[start of Recorded information]

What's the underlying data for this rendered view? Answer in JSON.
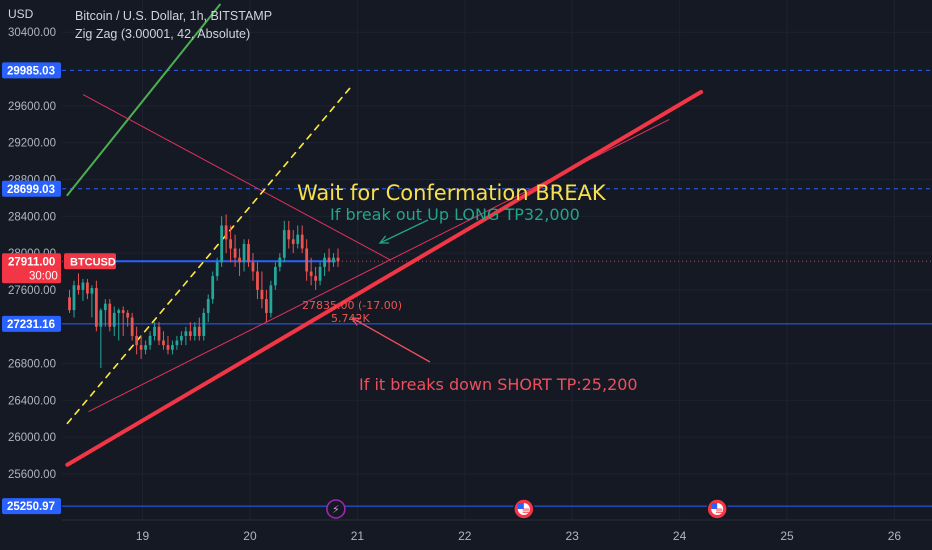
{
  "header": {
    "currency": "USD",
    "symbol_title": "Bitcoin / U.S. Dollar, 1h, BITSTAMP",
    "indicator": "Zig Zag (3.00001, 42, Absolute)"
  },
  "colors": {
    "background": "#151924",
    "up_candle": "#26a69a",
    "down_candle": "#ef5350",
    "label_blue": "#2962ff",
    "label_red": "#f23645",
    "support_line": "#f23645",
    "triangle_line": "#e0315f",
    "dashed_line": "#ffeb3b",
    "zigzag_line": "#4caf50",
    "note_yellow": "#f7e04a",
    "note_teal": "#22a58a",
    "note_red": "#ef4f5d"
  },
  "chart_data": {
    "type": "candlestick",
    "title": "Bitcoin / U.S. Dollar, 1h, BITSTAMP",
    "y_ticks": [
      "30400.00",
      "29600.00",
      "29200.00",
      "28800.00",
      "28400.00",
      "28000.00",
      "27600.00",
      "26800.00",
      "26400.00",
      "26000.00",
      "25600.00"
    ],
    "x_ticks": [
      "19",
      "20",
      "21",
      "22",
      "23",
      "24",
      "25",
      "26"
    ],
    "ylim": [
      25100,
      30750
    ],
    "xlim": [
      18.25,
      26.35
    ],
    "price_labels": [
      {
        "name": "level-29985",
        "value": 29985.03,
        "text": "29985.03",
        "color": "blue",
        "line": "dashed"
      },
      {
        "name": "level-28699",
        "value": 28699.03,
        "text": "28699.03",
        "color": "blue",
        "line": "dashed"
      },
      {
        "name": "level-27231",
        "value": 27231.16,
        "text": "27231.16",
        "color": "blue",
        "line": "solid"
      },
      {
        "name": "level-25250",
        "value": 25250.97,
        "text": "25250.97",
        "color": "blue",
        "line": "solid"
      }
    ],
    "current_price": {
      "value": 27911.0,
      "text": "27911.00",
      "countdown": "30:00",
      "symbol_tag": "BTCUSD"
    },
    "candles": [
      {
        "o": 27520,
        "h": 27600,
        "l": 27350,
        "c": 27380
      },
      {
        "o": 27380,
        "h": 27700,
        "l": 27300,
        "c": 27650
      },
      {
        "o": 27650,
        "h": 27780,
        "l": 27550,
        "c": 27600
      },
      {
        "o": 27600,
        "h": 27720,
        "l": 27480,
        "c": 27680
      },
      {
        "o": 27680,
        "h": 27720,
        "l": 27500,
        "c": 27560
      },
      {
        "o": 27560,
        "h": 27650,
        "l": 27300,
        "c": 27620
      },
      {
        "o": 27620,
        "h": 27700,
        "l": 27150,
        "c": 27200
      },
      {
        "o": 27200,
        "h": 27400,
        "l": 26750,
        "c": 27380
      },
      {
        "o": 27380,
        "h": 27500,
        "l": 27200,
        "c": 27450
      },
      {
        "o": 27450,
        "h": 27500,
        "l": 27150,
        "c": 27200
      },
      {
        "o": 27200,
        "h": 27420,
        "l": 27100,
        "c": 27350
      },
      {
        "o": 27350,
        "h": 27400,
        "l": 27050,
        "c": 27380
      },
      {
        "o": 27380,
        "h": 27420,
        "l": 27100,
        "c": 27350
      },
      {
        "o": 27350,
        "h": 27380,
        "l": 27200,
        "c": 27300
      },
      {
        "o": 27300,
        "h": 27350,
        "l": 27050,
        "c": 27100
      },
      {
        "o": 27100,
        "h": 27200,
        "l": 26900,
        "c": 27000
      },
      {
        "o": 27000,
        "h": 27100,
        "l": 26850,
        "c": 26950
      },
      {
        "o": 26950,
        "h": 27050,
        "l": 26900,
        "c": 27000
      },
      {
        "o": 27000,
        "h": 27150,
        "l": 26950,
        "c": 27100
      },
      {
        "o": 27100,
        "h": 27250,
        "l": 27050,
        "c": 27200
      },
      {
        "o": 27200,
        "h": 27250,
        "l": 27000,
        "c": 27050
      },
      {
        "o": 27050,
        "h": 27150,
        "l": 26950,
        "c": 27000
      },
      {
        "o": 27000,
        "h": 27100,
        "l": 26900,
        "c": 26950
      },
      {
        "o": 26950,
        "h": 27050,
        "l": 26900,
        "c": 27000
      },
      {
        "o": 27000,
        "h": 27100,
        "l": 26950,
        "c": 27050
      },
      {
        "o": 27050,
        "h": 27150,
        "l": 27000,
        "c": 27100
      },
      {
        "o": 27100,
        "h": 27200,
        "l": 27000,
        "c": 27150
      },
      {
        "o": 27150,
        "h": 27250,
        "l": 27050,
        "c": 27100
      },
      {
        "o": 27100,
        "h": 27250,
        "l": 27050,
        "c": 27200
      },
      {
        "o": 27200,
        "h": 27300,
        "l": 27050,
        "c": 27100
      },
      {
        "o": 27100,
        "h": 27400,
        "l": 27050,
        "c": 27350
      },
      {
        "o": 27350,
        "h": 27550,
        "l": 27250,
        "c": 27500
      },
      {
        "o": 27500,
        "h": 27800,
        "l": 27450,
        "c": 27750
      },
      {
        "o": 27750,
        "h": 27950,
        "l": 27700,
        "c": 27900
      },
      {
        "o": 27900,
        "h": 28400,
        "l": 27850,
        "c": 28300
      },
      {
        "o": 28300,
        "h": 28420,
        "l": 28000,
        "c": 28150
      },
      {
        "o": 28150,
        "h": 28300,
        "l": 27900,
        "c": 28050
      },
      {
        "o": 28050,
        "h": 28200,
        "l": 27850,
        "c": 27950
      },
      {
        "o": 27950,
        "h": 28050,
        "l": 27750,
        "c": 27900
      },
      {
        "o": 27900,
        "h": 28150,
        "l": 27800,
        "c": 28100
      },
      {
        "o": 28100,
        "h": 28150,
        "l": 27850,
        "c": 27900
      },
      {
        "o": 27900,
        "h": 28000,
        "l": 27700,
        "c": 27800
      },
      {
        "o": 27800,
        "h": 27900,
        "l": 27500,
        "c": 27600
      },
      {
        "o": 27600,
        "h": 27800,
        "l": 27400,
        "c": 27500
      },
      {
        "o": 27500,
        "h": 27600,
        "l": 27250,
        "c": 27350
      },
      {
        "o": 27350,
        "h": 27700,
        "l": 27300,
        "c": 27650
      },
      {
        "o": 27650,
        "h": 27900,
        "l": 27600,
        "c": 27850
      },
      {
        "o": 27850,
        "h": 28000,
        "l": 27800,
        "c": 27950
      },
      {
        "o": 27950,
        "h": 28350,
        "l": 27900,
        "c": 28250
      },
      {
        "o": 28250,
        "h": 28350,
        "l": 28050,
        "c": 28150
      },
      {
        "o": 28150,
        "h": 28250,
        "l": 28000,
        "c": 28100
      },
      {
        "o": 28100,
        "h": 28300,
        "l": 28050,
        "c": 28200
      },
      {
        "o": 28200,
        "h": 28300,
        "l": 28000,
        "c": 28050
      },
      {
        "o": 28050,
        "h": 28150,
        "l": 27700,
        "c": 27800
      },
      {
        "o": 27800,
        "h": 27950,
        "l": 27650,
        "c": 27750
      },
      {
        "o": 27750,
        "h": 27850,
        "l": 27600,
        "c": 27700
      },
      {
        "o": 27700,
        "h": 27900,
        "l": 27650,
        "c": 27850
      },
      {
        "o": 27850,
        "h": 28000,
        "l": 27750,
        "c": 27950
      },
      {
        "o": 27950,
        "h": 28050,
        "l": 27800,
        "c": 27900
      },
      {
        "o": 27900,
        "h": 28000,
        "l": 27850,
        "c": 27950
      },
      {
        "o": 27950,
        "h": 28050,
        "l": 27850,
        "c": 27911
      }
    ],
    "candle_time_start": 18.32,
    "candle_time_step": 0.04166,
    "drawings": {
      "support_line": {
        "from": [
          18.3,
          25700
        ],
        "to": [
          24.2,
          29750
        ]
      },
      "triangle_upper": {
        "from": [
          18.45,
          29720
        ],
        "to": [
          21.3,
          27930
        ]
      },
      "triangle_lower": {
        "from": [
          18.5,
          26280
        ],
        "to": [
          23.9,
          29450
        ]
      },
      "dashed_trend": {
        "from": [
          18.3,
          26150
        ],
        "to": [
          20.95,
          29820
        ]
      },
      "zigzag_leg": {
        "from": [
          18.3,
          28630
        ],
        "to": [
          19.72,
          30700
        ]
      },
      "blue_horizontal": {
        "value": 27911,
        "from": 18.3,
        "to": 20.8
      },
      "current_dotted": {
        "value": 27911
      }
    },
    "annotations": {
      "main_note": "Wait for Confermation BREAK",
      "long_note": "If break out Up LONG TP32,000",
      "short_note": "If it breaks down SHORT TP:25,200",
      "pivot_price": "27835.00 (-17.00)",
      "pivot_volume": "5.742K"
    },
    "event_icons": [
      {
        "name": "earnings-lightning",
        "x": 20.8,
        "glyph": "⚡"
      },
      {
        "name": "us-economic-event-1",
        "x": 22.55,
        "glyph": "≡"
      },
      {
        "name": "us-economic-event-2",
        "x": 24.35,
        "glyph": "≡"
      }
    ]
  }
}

[end of Recorded information]

Pick out the lines that include the word "economic" and write them out.

■ **Output of the exercise**
        "name": "us-economic-event-1",
        "name": "us-economic-event-2",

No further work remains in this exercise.